WHAT TO PRODUCE>
Type out every line below exactly as it reads.

EXTRACTED RECORDS>
★ ★ ★ ★

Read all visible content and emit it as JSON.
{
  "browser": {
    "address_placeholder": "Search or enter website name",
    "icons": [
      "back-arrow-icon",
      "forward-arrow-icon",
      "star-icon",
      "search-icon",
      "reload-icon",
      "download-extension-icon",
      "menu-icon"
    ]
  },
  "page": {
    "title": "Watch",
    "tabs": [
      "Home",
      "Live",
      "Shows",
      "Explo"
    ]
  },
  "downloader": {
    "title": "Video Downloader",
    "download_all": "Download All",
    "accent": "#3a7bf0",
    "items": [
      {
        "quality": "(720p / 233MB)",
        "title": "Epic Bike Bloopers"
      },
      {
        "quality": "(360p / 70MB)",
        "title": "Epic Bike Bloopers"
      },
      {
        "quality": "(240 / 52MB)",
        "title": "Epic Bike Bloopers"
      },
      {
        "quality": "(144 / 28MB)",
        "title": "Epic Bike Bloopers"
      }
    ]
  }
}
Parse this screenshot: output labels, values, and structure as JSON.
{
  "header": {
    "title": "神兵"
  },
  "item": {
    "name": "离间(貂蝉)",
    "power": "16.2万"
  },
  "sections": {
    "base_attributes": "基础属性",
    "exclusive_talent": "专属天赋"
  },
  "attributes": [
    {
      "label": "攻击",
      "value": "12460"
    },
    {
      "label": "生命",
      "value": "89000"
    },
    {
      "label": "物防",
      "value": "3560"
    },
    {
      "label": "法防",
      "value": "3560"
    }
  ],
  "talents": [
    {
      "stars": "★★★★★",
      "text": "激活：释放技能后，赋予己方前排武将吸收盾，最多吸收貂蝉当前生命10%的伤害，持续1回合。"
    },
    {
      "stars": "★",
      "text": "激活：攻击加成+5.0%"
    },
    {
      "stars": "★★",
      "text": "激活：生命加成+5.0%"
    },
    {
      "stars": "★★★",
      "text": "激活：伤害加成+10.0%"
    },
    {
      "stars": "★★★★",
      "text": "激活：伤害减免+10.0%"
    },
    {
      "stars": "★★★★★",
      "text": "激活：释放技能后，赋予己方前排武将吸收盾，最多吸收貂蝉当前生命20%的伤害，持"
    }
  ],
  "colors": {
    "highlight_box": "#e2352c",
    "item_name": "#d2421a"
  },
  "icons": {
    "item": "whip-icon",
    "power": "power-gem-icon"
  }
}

★ ★ ★ ★

WRITTEN SOLUTION>
Read all visible content and emit it as JSON.
{
  "browser": {
    "address_placeholder": "Search or enter website name",
    "icons": [
      "back-arrow-icon",
      "forward-arrow-icon",
      "star-icon",
      "search-icon",
      "reload-icon",
      "download-extension-icon",
      "menu-icon"
    ]
  },
  "page": {
    "title": "Watch",
    "tabs": [
      "Home",
      "Live",
      "Shows",
      "Explo"
    ]
  },
  "downloader": {
    "title": "Video Downloader",
    "download_all": "Download All",
    "accent": "#3a7bf0",
    "items": [
      {
        "quality": "(720p / 233MB)",
        "title": "Epic Bike Bloopers"
      },
      {
        "quality": "(360p / 70MB)",
        "title": "Epic Bike Bloopers"
      },
      {
        "quality": "(240 / 52MB)",
        "title": "Epic Bike Bloopers"
      },
      {
        "quality": "(144 / 28MB)",
        "title": "Epic Bike Bloopers"
      }
    ]
  }
}
Parse this screenshot: output labels, values, and structure as JSON.
{
  "header": {
    "title": "神兵"
  },
  "item": {
    "name": "离间(貂蝉)",
    "power": "16.2万"
  },
  "sections": {
    "base_attributes": "基础属性",
    "exclusive_talent": "专属天赋"
  },
  "attributes": [
    {
      "label": "攻击",
      "value": "12460"
    },
    {
      "label": "生命",
      "value": "89000"
    },
    {
      "label": "物防",
      "value": "3560"
    },
    {
      "label": "法防",
      "value": "3560"
    }
  ],
  "talents": [
    {
      "stars": "★★★★★",
      "text": "激活：释放技能后，赋予己方前排武将吸收盾，最多吸收貂蝉当前生命10%的伤害，持续1回合。"
    },
    {
      "stars": "★",
      "text": "激活：攻击加成+5.0%"
    },
    {
      "stars": "★★",
      "text": "激活：生命加成+5.0%"
    },
    {
      "stars": "★★★",
      "text": "激活：伤害加成+10.0%"
    },
    {
      "stars": "★★★★",
      "text": "激活：伤害减免+10.0%"
    },
    {
      "stars": "★★★★★",
      "text": "激活：释放技能后，赋予己方前排武将吸收盾，最多吸收貂蝉当前生命20%的伤害，持"
    }
  ],
  "colors": {
    "highlight_box": "#e2352c",
    "item_name": "#d2421a"
  },
  "icons": {
    "item": "whip-icon",
    "power": "power-gem-icon"
  }
}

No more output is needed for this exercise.